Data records
┌──

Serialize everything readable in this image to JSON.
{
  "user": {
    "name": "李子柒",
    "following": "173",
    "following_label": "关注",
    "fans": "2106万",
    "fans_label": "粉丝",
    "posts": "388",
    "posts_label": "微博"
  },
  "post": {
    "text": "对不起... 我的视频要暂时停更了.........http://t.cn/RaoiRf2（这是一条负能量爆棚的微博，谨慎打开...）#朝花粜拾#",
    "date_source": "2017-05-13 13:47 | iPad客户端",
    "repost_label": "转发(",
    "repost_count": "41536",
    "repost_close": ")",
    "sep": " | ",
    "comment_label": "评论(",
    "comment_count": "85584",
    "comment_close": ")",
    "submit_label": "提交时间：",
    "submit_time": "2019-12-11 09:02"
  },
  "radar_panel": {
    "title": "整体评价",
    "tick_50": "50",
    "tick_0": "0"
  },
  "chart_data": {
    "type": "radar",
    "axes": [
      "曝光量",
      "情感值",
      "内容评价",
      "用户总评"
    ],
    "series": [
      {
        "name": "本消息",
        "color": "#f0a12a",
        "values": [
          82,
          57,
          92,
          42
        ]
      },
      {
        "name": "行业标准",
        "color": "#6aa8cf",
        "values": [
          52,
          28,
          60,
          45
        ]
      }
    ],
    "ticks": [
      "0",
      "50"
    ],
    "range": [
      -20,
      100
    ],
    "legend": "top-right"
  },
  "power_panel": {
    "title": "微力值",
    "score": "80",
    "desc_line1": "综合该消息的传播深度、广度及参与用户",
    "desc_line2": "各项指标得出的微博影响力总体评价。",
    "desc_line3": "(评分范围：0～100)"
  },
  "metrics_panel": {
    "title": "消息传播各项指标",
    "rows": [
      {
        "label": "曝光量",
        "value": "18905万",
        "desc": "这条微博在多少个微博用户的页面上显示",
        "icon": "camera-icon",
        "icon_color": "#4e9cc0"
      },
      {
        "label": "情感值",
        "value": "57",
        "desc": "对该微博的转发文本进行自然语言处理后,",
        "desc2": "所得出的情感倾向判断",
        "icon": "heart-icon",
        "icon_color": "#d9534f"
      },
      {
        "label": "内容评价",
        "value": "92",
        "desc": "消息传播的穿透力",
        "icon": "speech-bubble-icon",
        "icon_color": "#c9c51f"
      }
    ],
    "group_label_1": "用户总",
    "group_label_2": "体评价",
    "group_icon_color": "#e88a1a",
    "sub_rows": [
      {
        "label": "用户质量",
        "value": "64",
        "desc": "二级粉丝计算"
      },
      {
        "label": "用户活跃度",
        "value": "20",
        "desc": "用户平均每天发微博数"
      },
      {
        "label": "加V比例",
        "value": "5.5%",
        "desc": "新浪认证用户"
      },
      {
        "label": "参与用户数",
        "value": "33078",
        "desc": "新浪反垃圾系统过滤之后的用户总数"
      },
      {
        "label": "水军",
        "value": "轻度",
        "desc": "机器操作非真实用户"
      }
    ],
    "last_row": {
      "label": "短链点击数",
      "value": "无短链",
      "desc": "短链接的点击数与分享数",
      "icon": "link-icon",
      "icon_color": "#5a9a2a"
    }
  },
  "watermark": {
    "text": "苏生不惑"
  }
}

└──

GOAL
Restate all of the entries exactly, please.

FINISHED TASK
Serialize everything readable in this image to JSON.
{
  "user": {
    "name": "李子柒",
    "following": "173",
    "following_label": "关注",
    "fans": "2106万",
    "fans_label": "粉丝",
    "posts": "388",
    "posts_label": "微博"
  },
  "post": {
    "text": "对不起... 我的视频要暂时停更了.........http://t.cn/RaoiRf2（这是一条负能量爆棚的微博，谨慎打开...）#朝花粜拾#",
    "date_source": "2017-05-13 13:47 | iPad客户端",
    "repost_label": "转发(",
    "repost_count": "41536",
    "repost_close": ")",
    "sep": " | ",
    "comment_label": "评论(",
    "comment_count": "85584",
    "comment_close": ")",
    "submit_label": "提交时间：",
    "submit_time": "2019-12-11 09:02"
  },
  "radar_panel": {
    "title": "整体评价",
    "tick_50": "50",
    "tick_0": "0"
  },
  "chart_data": {
    "type": "radar",
    "axes": [
      "曝光量",
      "情感值",
      "内容评价",
      "用户总评"
    ],
    "series": [
      {
        "name": "本消息",
        "color": "#f0a12a",
        "values": [
          82,
          57,
          92,
          42
        ]
      },
      {
        "name": "行业标准",
        "color": "#6aa8cf",
        "values": [
          52,
          28,
          60,
          45
        ]
      }
    ],
    "ticks": [
      "0",
      "50"
    ],
    "range": [
      -20,
      100
    ],
    "legend": "top-right"
  },
  "power_panel": {
    "title": "微力值",
    "score": "80",
    "desc_line1": "综合该消息的传播深度、广度及参与用户",
    "desc_line2": "各项指标得出的微博影响力总体评价。",
    "desc_line3": "(评分范围：0～100)"
  },
  "metrics_panel": {
    "title": "消息传播各项指标",
    "rows": [
      {
        "label": "曝光量",
        "value": "18905万",
        "desc": "这条微博在多少个微博用户的页面上显示",
        "icon": "camera-icon",
        "icon_color": "#4e9cc0"
      },
      {
        "label": "情感值",
        "value": "57",
        "desc": "对该微博的转发文本进行自然语言处理后,",
        "desc2": "所得出的情感倾向判断",
        "icon": "heart-icon",
        "icon_color": "#d9534f"
      },
      {
        "label": "内容评价",
        "value": "92",
        "desc": "消息传播的穿透力",
        "icon": "speech-bubble-icon",
        "icon_color": "#c9c51f"
      }
    ],
    "group_label_1": "用户总",
    "group_label_2": "体评价",
    "group_icon_color": "#e88a1a",
    "sub_rows": [
      {
        "label": "用户质量",
        "value": "64",
        "desc": "二级粉丝计算"
      },
      {
        "label": "用户活跃度",
        "value": "20",
        "desc": "用户平均每天发微博数"
      },
      {
        "label": "加V比例",
        "value": "5.5%",
        "desc": "新浪认证用户"
      },
      {
        "label": "参与用户数",
        "value": "33078",
        "desc": "新浪反垃圾系统过滤之后的用户总数"
      },
      {
        "label": "水军",
        "value": "轻度",
        "desc": "机器操作非真实用户"
      }
    ],
    "last_row": {
      "label": "短链点击数",
      "value": "无短链",
      "desc": "短链接的点击数与分享数",
      "icon": "link-icon",
      "icon_color": "#5a9a2a"
    }
  },
  "watermark": {
    "text": "苏生不惑"
  }
}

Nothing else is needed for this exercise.